• Task requirements
Pick out the lines below that include the string "Quadtree".

• Exercise inputs

○ ○ ○ ○

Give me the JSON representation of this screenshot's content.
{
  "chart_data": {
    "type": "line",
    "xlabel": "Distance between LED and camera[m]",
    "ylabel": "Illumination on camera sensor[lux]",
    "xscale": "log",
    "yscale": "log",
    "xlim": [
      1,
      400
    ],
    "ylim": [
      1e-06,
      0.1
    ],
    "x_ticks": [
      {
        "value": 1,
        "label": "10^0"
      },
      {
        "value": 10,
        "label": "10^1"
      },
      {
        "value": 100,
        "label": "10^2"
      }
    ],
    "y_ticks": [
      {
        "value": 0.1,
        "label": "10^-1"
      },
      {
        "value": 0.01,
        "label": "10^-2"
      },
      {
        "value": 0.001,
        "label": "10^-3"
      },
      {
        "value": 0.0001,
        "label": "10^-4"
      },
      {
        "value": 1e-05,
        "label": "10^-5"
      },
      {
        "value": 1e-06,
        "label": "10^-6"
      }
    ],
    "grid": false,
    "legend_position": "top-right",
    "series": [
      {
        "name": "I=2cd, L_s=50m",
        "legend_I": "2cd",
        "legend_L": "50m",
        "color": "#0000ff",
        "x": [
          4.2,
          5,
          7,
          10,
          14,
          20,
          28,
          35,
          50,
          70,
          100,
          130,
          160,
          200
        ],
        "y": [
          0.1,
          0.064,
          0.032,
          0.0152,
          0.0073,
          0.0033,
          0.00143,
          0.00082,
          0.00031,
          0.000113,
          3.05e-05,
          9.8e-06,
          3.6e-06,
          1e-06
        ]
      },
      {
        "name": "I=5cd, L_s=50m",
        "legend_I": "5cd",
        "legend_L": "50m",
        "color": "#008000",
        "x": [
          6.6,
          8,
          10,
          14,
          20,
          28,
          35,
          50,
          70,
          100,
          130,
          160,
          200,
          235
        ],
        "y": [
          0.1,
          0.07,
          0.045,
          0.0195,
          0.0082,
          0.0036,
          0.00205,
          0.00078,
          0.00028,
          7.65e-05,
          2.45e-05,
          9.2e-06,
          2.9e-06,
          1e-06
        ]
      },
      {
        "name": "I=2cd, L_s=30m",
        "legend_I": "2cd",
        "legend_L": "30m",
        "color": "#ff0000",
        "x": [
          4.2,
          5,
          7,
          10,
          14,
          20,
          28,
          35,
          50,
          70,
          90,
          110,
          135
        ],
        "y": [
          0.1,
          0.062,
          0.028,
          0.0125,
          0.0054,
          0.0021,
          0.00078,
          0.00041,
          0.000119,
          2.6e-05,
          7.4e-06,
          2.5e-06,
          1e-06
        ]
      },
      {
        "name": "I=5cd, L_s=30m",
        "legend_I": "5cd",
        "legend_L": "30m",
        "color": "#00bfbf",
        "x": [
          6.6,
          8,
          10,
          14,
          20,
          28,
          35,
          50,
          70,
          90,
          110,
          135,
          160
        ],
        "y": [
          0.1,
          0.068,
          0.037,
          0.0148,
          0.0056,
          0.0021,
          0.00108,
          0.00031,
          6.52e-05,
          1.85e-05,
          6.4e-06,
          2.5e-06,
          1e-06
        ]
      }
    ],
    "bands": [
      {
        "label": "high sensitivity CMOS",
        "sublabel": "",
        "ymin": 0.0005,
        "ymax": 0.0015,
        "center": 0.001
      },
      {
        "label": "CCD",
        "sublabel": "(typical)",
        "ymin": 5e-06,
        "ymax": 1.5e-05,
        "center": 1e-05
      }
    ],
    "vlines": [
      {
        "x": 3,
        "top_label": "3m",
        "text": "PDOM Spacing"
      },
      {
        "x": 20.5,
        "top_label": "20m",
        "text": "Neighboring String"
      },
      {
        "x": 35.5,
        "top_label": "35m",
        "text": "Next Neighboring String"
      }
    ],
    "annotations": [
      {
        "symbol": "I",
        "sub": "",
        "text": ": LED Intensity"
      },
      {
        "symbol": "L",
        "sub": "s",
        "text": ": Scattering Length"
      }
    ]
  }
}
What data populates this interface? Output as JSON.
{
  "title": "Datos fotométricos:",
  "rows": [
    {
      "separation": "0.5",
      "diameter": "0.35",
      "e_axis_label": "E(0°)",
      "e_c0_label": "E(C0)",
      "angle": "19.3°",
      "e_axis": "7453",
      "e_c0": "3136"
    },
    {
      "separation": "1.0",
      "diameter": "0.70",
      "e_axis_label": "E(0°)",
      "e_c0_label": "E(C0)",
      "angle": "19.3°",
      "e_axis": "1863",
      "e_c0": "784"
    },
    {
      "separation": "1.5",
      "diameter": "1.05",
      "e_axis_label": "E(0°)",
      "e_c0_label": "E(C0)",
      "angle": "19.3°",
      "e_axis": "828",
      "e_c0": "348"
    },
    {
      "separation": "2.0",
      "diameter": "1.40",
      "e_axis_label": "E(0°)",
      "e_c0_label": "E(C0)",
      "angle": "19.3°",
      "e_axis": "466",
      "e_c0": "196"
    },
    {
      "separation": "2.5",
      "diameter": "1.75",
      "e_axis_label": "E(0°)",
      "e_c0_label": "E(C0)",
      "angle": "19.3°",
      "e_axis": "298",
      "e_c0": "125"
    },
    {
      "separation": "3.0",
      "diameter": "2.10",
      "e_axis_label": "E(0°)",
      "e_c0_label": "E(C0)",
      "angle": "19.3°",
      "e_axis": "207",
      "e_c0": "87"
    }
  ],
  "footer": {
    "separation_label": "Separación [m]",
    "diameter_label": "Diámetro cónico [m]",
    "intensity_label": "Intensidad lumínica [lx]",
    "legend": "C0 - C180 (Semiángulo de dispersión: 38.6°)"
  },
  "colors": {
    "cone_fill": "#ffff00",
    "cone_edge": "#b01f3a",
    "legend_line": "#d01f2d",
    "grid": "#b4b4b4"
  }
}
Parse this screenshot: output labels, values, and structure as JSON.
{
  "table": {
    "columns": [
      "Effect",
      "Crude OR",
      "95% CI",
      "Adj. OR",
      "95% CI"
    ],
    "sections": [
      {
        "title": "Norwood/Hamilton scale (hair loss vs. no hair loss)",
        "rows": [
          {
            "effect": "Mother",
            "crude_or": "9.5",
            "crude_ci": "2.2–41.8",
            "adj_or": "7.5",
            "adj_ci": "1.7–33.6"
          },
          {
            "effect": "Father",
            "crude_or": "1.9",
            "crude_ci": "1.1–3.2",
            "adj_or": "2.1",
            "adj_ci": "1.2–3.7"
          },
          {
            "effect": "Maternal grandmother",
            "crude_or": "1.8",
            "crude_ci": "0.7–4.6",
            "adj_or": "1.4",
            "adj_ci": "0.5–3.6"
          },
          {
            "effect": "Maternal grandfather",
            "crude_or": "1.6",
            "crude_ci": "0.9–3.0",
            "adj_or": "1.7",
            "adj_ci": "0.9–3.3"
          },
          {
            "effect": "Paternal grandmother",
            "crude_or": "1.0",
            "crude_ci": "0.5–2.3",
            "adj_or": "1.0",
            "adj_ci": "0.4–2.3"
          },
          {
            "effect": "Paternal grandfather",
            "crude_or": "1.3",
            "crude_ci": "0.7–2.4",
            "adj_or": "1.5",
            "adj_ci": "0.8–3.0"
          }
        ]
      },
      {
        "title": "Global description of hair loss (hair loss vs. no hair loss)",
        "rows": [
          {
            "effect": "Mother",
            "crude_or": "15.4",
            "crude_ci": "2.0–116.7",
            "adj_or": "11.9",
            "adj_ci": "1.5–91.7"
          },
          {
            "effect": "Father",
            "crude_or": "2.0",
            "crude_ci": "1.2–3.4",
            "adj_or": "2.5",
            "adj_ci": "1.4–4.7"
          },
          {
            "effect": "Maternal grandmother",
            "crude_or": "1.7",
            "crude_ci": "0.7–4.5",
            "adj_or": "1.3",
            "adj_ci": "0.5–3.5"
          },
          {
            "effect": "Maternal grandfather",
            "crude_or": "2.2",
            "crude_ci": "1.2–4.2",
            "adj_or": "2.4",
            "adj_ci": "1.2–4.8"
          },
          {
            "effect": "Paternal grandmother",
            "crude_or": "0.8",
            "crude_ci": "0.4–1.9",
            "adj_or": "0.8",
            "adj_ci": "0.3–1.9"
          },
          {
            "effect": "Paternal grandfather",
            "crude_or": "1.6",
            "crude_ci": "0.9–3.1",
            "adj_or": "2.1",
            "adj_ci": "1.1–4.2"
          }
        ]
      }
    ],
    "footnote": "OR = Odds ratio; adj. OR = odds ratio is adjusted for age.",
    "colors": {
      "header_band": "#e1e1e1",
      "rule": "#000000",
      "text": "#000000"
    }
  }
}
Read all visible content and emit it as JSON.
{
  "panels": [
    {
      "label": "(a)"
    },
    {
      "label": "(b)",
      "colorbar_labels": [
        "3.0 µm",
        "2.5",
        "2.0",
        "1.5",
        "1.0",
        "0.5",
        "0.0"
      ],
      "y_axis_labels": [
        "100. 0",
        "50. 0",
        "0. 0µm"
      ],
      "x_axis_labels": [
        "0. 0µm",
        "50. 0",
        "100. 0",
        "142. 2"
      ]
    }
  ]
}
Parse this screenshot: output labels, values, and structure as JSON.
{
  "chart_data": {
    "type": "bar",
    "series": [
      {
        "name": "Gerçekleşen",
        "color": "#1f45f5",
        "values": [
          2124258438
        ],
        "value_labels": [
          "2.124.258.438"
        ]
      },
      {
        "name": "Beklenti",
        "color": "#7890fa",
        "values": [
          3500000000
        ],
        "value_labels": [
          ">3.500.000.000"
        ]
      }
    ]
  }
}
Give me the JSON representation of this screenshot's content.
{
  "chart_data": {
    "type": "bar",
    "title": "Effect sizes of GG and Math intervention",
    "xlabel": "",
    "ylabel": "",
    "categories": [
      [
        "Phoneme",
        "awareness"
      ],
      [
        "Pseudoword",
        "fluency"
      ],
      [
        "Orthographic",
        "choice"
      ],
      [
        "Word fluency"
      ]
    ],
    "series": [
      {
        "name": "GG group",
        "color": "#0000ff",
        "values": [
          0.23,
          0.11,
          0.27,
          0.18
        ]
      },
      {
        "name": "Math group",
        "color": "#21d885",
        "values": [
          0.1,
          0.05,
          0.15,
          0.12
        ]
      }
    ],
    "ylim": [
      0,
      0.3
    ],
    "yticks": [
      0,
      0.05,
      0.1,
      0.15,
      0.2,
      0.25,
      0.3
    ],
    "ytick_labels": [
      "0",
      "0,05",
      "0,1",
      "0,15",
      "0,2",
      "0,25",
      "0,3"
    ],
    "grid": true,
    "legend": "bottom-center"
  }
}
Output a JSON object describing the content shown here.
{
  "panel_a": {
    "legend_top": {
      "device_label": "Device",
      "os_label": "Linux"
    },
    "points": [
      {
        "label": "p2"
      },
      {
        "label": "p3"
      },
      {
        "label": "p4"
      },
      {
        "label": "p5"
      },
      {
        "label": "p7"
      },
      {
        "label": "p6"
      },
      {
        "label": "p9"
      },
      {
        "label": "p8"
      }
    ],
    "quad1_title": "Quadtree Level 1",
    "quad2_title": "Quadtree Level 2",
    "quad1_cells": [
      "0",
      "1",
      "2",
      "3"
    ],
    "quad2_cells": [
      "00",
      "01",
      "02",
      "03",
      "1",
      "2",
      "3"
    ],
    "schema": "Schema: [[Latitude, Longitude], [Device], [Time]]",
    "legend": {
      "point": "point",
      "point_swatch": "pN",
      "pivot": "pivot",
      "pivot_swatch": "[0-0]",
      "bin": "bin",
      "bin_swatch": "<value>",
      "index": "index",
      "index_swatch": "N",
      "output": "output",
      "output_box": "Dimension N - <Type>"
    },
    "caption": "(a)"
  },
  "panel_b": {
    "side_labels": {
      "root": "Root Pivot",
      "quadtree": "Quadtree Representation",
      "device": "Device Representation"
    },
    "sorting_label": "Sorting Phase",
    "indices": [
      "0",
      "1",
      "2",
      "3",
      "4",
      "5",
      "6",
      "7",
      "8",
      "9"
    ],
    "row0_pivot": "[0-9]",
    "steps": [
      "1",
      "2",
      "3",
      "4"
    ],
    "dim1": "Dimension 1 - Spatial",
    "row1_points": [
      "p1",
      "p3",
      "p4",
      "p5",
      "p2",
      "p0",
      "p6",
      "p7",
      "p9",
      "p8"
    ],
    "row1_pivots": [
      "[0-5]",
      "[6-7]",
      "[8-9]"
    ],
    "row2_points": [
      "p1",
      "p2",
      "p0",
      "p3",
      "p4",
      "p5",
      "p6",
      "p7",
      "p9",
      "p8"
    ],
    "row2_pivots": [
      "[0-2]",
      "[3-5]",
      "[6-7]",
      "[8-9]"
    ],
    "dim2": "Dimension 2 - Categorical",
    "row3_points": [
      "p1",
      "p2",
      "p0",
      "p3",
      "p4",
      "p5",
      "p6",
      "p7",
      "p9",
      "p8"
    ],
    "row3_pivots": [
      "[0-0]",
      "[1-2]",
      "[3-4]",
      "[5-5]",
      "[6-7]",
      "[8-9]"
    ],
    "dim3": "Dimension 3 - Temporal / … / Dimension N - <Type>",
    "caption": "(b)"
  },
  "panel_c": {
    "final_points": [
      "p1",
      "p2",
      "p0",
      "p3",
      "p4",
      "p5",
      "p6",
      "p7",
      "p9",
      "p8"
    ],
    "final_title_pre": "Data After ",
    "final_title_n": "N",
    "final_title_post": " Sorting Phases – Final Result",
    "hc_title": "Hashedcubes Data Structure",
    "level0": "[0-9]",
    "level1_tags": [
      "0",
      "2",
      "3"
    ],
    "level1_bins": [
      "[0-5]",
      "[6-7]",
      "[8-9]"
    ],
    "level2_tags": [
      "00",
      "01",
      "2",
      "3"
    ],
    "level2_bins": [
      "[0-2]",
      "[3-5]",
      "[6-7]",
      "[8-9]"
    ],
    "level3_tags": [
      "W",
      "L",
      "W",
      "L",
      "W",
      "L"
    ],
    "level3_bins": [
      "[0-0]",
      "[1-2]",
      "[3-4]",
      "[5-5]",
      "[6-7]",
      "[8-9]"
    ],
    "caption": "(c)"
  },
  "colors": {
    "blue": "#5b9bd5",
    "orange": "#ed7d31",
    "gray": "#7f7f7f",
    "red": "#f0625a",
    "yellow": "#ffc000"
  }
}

○ ○ ○ ○

• Solution to this exercise
    "quad1_title": "Quadtree Level 1",
    "quad2_title": "Quadtree Level 2",
      "quadtree": "Quadtree Representation",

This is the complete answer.